TASK OBJECTIVE: Your task is to print every entry below exactly as given.

━━━ MATERIAL FOR THE TASK ━━━

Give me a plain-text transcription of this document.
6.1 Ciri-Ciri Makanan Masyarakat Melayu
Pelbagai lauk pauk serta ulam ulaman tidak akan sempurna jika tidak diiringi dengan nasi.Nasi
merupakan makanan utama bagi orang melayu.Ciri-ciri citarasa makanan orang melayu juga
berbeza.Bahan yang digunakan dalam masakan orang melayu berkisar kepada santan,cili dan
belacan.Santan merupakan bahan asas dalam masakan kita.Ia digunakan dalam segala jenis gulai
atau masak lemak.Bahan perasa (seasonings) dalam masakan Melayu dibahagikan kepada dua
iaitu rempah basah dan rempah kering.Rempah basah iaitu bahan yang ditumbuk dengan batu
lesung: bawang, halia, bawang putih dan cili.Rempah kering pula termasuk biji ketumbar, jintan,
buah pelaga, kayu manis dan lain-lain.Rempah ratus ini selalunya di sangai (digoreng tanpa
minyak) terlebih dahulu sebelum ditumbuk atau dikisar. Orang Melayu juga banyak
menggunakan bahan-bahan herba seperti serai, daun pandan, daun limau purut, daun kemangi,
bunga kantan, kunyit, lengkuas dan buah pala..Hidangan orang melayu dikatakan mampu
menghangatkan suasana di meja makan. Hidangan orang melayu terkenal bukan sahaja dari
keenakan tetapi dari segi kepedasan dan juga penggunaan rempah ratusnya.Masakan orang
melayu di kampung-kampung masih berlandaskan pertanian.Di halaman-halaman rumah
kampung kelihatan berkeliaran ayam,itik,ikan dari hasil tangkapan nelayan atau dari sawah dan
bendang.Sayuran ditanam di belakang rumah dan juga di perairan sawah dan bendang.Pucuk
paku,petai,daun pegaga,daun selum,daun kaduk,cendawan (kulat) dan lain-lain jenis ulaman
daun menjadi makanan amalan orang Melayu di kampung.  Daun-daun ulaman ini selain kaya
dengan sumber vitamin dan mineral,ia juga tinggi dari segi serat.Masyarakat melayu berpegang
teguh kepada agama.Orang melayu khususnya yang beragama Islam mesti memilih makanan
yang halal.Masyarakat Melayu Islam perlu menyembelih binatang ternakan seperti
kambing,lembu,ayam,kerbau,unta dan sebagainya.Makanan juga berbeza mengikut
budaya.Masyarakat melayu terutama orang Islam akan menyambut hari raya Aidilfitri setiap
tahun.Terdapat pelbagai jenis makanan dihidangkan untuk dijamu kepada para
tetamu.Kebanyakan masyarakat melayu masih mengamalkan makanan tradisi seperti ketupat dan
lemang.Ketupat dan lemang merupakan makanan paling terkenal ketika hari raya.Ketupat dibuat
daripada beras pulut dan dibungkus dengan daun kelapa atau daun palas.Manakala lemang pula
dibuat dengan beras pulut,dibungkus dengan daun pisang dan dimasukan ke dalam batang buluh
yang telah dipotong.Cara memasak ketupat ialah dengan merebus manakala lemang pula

━━━

RESULT OF THE TASK:
Give me a plain-text transcription of this document.
6.1 Ciri-Ciri Makanan Masyarakat Melayu
Pelbagai lauk pauk serta ulam ulaman tidak akan sempurna jika tidak diiringi dengan nasi.Nasi
merupakan makanan utama bagi orang melayu.Ciri-ciri citarasa makanan orang melayu juga
berbeza.Bahan yang digunakan dalam masakan orang melayu berkisar kepada santan,cili dan
belacan.Santan merupakan bahan asas dalam masakan kita.Ia digunakan dalam segala jenis gulai
atau masak lemak.Bahan perasa (seasonings) dalam masakan Melayu dibahagikan kepada dua
iaitu rempah basah dan rempah kering.Rempah basah iaitu bahan yang ditumbuk dengan batu
lesung: bawang, halia, bawang putih dan cili.Rempah kering pula termasuk biji ketumbar, jintan,
buah pelaga, kayu manis dan lain-lain.Rempah ratus ini selalunya di sangai (digoreng tanpa
minyak) terlebih dahulu sebelum ditumbuk atau dikisar. Orang Melayu juga banyak
menggunakan bahan-bahan herba seperti serai, daun pandan, daun limau purut, daun kemangi,
bunga kantan, kunyit, lengkuas dan buah pala..Hidangan orang melayu dikatakan mampu
menghangatkan suasana di meja makan. Hidangan orang melayu terkenal bukan sahaja dari
keenakan tetapi dari segi kepedasan dan juga penggunaan rempah ratusnya.Masakan orang
melayu di kampung-kampung masih berlandaskan pertanian.Di halaman-halaman rumah
kampung kelihatan berkeliaran ayam,itik,ikan dari hasil tangkapan nelayan atau dari sawah dan
bendang.Sayuran ditanam di belakang rumah dan juga di perairan sawah dan bendang.Pucuk
paku,petai,daun pegaga,daun selum,daun kaduk,cendawan (kulat) dan lain-lain jenis ulaman
daun menjadi makanan amalan orang Melayu di kampung.  Daun-daun ulaman ini selain kaya
dengan sumber vitamin dan mineral,ia juga tinggi dari segi serat.Masyarakat melayu berpegang
teguh kepada agama.Orang melayu khususnya yang beragama Islam mesti memilih makanan
yang halal.Masyarakat Melayu Islam perlu menyembelih binatang ternakan seperti
kambing,lembu,ayam,kerbau,unta dan sebagainya.Makanan juga berbeza mengikut
budaya.Masyarakat melayu terutama orang Islam akan menyambut hari raya Aidilfitri setiap
tahun.Terdapat pelbagai jenis makanan dihidangkan untuk dijamu kepada para
tetamu.Kebanyakan masyarakat melayu masih mengamalkan makanan tradisi seperti ketupat dan
lemang.Ketupat dan lemang merupakan makanan paling terkenal ketika hari raya.Ketupat dibuat
daripada beras pulut dan dibungkus dengan daun kelapa atau daun palas.Manakala lemang pula
dibuat dengan beras pulut,dibungkus dengan daun pisang dan dimasukan ke dalam batang buluh
yang telah dipotong.Cara memasak ketupat ialah dengan merebus manakala lemang pula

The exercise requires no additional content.